Dataset rows:
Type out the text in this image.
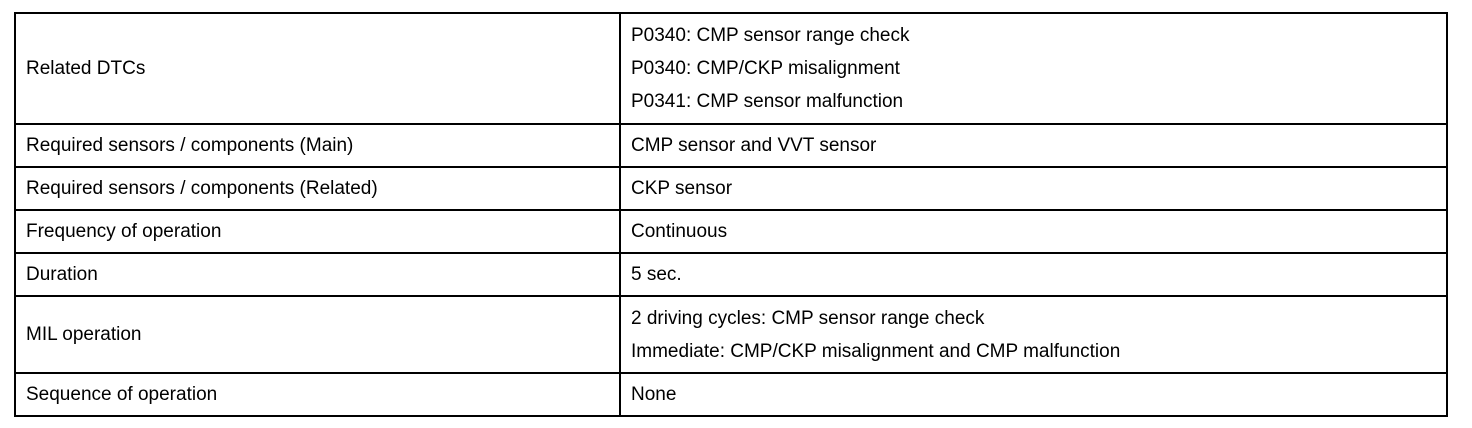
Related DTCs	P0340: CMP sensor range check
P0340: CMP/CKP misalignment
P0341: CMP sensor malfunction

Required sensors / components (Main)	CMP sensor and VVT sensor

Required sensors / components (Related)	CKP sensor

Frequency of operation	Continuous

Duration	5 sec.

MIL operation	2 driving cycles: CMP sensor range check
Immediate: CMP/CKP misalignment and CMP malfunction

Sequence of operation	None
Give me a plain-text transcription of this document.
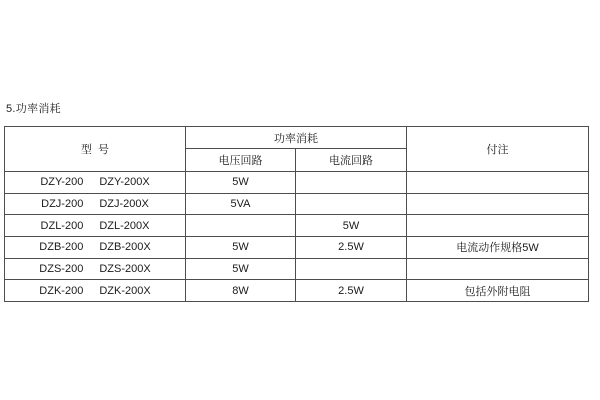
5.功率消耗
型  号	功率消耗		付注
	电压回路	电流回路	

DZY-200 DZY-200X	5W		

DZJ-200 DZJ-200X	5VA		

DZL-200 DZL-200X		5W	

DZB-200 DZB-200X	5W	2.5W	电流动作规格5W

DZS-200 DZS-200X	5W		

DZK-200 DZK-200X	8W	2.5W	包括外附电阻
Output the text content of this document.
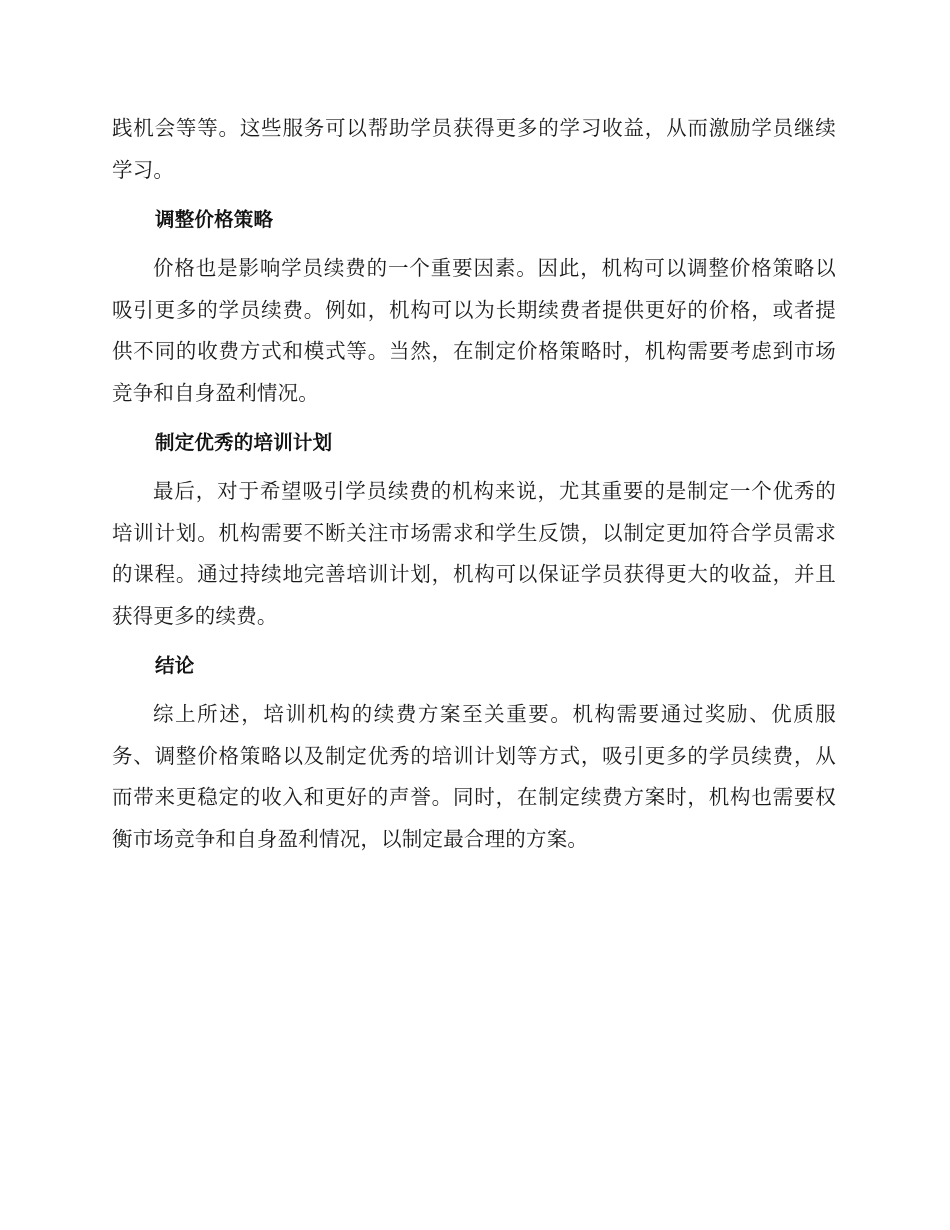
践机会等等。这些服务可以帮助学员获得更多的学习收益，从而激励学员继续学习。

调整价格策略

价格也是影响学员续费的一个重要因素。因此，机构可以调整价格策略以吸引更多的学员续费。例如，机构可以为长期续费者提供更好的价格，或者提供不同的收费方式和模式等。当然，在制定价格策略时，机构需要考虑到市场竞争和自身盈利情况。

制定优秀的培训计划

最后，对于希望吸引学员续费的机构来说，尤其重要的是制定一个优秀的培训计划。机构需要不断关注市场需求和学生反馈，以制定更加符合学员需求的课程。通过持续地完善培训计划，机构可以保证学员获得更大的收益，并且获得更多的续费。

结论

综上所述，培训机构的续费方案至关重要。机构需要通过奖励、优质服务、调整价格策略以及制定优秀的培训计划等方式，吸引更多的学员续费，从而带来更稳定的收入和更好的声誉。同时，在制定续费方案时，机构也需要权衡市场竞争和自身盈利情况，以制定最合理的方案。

**TASK BRIEF**: Check each line of the entries above for the word "operation". List the ones that have it.

**CORRECT RESPONSE**:
Frequency of operation	Continuous
MIL operation	2 driving cycles: CMP sensor range check
Sequence of operation	None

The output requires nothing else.